Work instructions >>
Filter the records below for the word "oscillator". Copy each line that holds it.

Data rows >>
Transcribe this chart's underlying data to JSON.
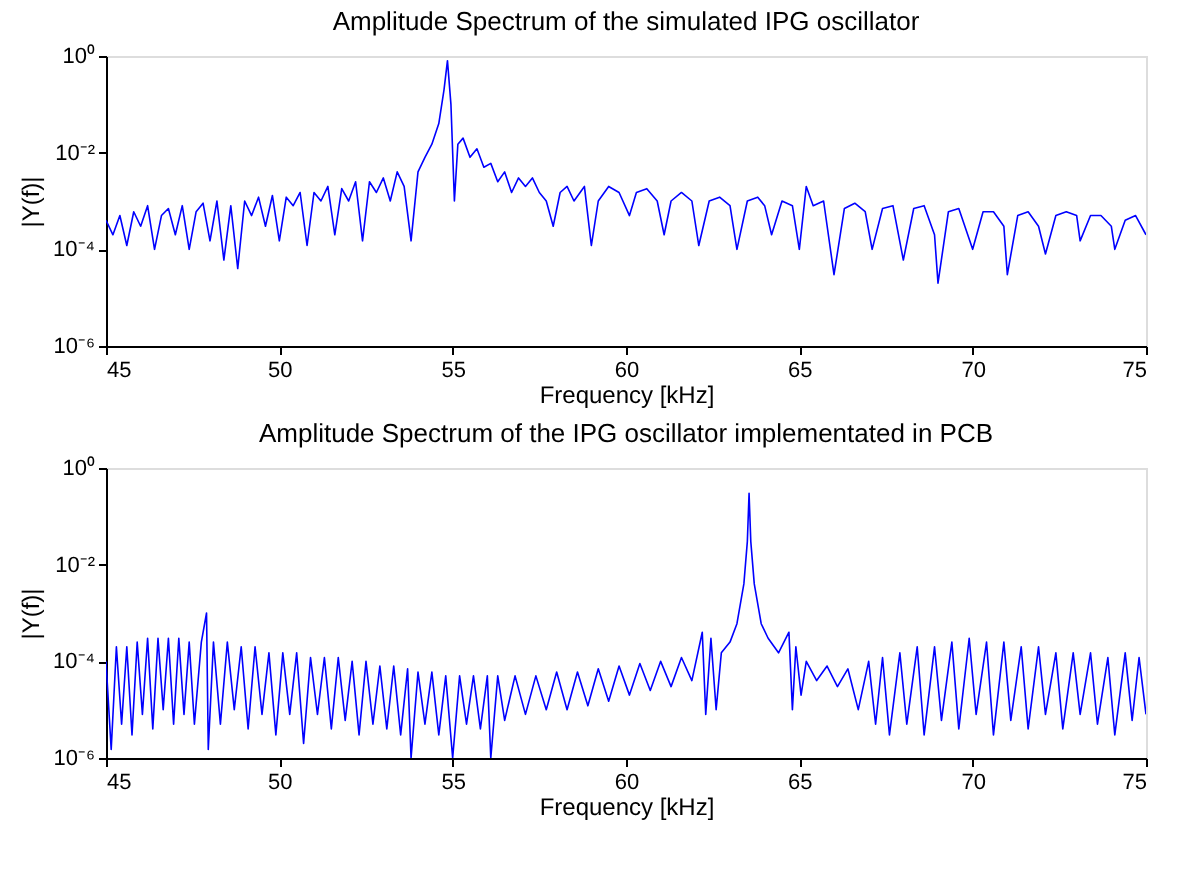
{
  "chart_data": [
    {
      "type": "line",
      "title": "Amplitude Spectrum of the simulated IPG oscillator",
      "xlabel": "Frequency [kHz]",
      "ylabel": "|Y(f)|",
      "log": "y",
      "grid": false,
      "marker": "none",
      "line_style": "solid",
      "xlim": [
        45,
        75
      ],
      "xticks": [
        45,
        50,
        55,
        60,
        65,
        70,
        75
      ],
      "ylim": [
        1e-06,
        1
      ],
      "yticks": [
        {
          "value": 1,
          "label": "10⁰"
        },
        {
          "value": 0.01,
          "label": "10⁻²"
        },
        {
          "value": 0.0001,
          "label": "10⁻⁴"
        },
        {
          "value": 1e-06,
          "label": "10⁻⁶"
        }
      ],
      "series": [
        {
          "color": "#0000ff",
          "x": [
            45.0,
            45.2,
            45.4,
            45.6,
            45.8,
            46.0,
            46.2,
            46.4,
            46.6,
            46.8,
            47.0,
            47.2,
            47.4,
            47.6,
            47.8,
            48.0,
            48.2,
            48.4,
            48.6,
            48.8,
            49.0,
            49.2,
            49.4,
            49.6,
            49.8,
            50.0,
            50.2,
            50.4,
            50.6,
            50.8,
            51.0,
            51.2,
            51.4,
            51.6,
            51.8,
            52.0,
            52.2,
            52.4,
            52.6,
            52.8,
            53.0,
            53.2,
            53.4,
            53.6,
            53.8,
            54.0,
            54.2,
            54.4,
            54.6,
            54.75,
            54.85,
            54.95,
            55.05,
            55.15,
            55.3,
            55.5,
            55.7,
            55.9,
            56.1,
            56.3,
            56.5,
            56.7,
            56.9,
            57.1,
            57.3,
            57.5,
            57.7,
            57.9,
            58.1,
            58.3,
            58.5,
            58.8,
            59.0,
            59.2,
            59.5,
            59.8,
            60.1,
            60.3,
            60.6,
            60.9,
            61.1,
            61.3,
            61.6,
            61.9,
            62.1,
            62.4,
            62.7,
            63.0,
            63.2,
            63.5,
            63.8,
            64.0,
            64.2,
            64.5,
            64.8,
            65.0,
            65.2,
            65.4,
            65.7,
            66.0,
            66.3,
            66.6,
            66.9,
            67.1,
            67.4,
            67.7,
            68.0,
            68.3,
            68.6,
            68.9,
            69.0,
            69.3,
            69.6,
            70.0,
            70.3,
            70.6,
            70.9,
            71.0,
            71.3,
            71.6,
            71.9,
            72.1,
            72.4,
            72.7,
            73.0,
            73.1,
            73.4,
            73.7,
            74.0,
            74.1,
            74.4,
            74.7,
            75.0
          ],
          "values": [
            0.0004,
            0.0002,
            0.0005,
            0.00012,
            0.0006,
            0.0003,
            0.0008,
            0.0001,
            0.0005,
            0.0007,
            0.0002,
            0.0008,
            0.0001,
            0.0006,
            0.0009,
            0.00015,
            0.001,
            6e-05,
            0.0008,
            4e-05,
            0.001,
            0.0005,
            0.0012,
            0.0003,
            0.0013,
            0.00015,
            0.0012,
            0.0008,
            0.0015,
            0.00012,
            0.0015,
            0.001,
            0.002,
            0.0002,
            0.0018,
            0.001,
            0.0025,
            0.00015,
            0.0025,
            0.0015,
            0.003,
            0.001,
            0.004,
            0.002,
            0.00015,
            0.004,
            0.008,
            0.015,
            0.04,
            0.2,
            0.8,
            0.1,
            0.001,
            0.015,
            0.02,
            0.008,
            0.012,
            0.005,
            0.006,
            0.0025,
            0.004,
            0.0015,
            0.003,
            0.002,
            0.003,
            0.0015,
            0.001,
            0.0003,
            0.0015,
            0.002,
            0.001,
            0.002,
            0.00012,
            0.001,
            0.002,
            0.0015,
            0.0005,
            0.0015,
            0.0018,
            0.001,
            0.0002,
            0.001,
            0.0015,
            0.001,
            0.00012,
            0.001,
            0.0012,
            0.0008,
            0.0001,
            0.001,
            0.0012,
            0.0008,
            0.0002,
            0.001,
            0.0008,
            0.0001,
            0.002,
            0.0008,
            0.001,
            3e-05,
            0.0007,
            0.0009,
            0.0006,
            0.0001,
            0.0007,
            0.0008,
            6e-05,
            0.0007,
            0.0008,
            0.0002,
            2e-05,
            0.0006,
            0.0007,
            0.0001,
            0.0006,
            0.0006,
            0.0003,
            3e-05,
            0.0005,
            0.0006,
            0.0003,
            8e-05,
            0.0005,
            0.0006,
            0.0005,
            0.00015,
            0.0005,
            0.0005,
            0.0003,
            0.0001,
            0.0004,
            0.0005,
            0.0002
          ]
        }
      ]
    },
    {
      "type": "line",
      "title": "Amplitude Spectrum of the IPG oscillator implementated in PCB",
      "xlabel": "Frequency [kHz]",
      "ylabel": "|Y(f)|",
      "log": "y",
      "grid": false,
      "marker": "none",
      "line_style": "solid",
      "xlim": [
        45,
        75
      ],
      "xticks": [
        45,
        50,
        55,
        60,
        65,
        70,
        75
      ],
      "ylim": [
        1e-06,
        1
      ],
      "yticks": [
        {
          "value": 1,
          "label": "10⁰"
        },
        {
          "value": 0.01,
          "label": "10⁻²"
        },
        {
          "value": 0.0001,
          "label": "10⁻⁴"
        },
        {
          "value": 1e-06,
          "label": "10⁻⁶"
        }
      ],
      "series": [
        {
          "color": "#0000ff",
          "x": [
            45.0,
            45.15,
            45.3,
            45.45,
            45.6,
            45.75,
            45.9,
            46.05,
            46.2,
            46.35,
            46.5,
            46.65,
            46.8,
            46.95,
            47.1,
            47.25,
            47.4,
            47.55,
            47.75,
            47.9,
            47.95,
            48.1,
            48.3,
            48.5,
            48.7,
            48.9,
            49.1,
            49.3,
            49.5,
            49.7,
            49.9,
            50.1,
            50.3,
            50.5,
            50.7,
            50.9,
            51.1,
            51.3,
            51.5,
            51.7,
            51.9,
            52.1,
            52.3,
            52.5,
            52.7,
            52.9,
            53.1,
            53.3,
            53.5,
            53.7,
            53.8,
            54.0,
            54.2,
            54.4,
            54.6,
            54.8,
            55.0,
            55.2,
            55.4,
            55.6,
            55.8,
            56.0,
            56.1,
            56.3,
            56.5,
            56.8,
            57.1,
            57.4,
            57.7,
            58.0,
            58.3,
            58.6,
            58.9,
            59.2,
            59.5,
            59.8,
            60.1,
            60.4,
            60.7,
            61.0,
            61.3,
            61.6,
            61.9,
            62.2,
            62.3,
            62.45,
            62.6,
            62.75,
            63.0,
            63.2,
            63.4,
            63.5,
            63.55,
            63.6,
            63.7,
            63.9,
            64.1,
            64.4,
            64.7,
            64.8,
            64.9,
            65.05,
            65.2,
            65.5,
            65.8,
            66.1,
            66.4,
            66.7,
            67.0,
            67.2,
            67.4,
            67.6,
            67.9,
            68.1,
            68.4,
            68.6,
            68.9,
            69.1,
            69.4,
            69.6,
            69.9,
            70.1,
            70.4,
            70.6,
            70.9,
            71.1,
            71.4,
            71.6,
            71.9,
            72.1,
            72.4,
            72.6,
            72.9,
            73.1,
            73.4,
            73.6,
            73.9,
            74.1,
            74.4,
            74.6,
            74.8,
            75.0
          ],
          "values": [
            0.0001,
            1.5e-06,
            0.0002,
            5e-06,
            0.0002,
            3e-06,
            0.00025,
            8e-06,
            0.0003,
            4e-06,
            0.0003,
            1e-05,
            0.0003,
            5e-06,
            0.0003,
            8e-06,
            0.00025,
            5e-06,
            0.00025,
            0.001,
            1.5e-06,
            0.00025,
            5e-06,
            0.00025,
            1e-05,
            0.0002,
            4e-06,
            0.0002,
            8e-06,
            0.00015,
            3e-06,
            0.00015,
            8e-06,
            0.00015,
            2e-06,
            0.00012,
            8e-06,
            0.00012,
            4e-06,
            0.00012,
            6e-06,
            0.0001,
            3e-06,
            0.0001,
            5e-06,
            8e-05,
            4e-06,
            8e-05,
            3e-06,
            7e-05,
            1e-06,
            6e-05,
            5e-06,
            6e-05,
            3e-06,
            5e-05,
            1e-06,
            5e-05,
            5e-06,
            5e-05,
            4e-06,
            5e-05,
            1e-06,
            5e-05,
            6e-06,
            5e-05,
            8e-06,
            5e-05,
            1e-05,
            6e-05,
            1e-05,
            6e-05,
            1.2e-05,
            7e-05,
            1.5e-05,
            8e-05,
            2e-05,
            9e-05,
            2.5e-05,
            0.0001,
            3e-05,
            0.00012,
            4e-05,
            0.0004,
            8e-06,
            0.0003,
            1e-05,
            0.00015,
            0.00025,
            0.0006,
            0.004,
            0.03,
            0.3,
            0.03,
            0.004,
            0.0006,
            0.0003,
            0.00015,
            0.0004,
            1e-05,
            0.0002,
            2e-05,
            0.0001,
            4e-05,
            8e-05,
            3e-05,
            7e-05,
            1e-05,
            0.0001,
            5e-06,
            0.00012,
            3e-06,
            0.00015,
            5e-06,
            0.0002,
            3e-06,
            0.0002,
            6e-06,
            0.00025,
            4e-06,
            0.0003,
            8e-06,
            0.00025,
            3e-06,
            0.00025,
            6e-06,
            0.0002,
            4e-06,
            0.0002,
            8e-06,
            0.00015,
            4e-06,
            0.00015,
            8e-06,
            0.00015,
            5e-06,
            0.00012,
            3e-06,
            0.00015,
            6e-06,
            0.00012,
            8e-06
          ]
        }
      ]
    }
  ]
}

Exercise solution >>
      "title": "Amplitude Spectrum of the simulated IPG oscillator",
      "title": "Amplitude Spectrum of the IPG oscillator implementated in PCB",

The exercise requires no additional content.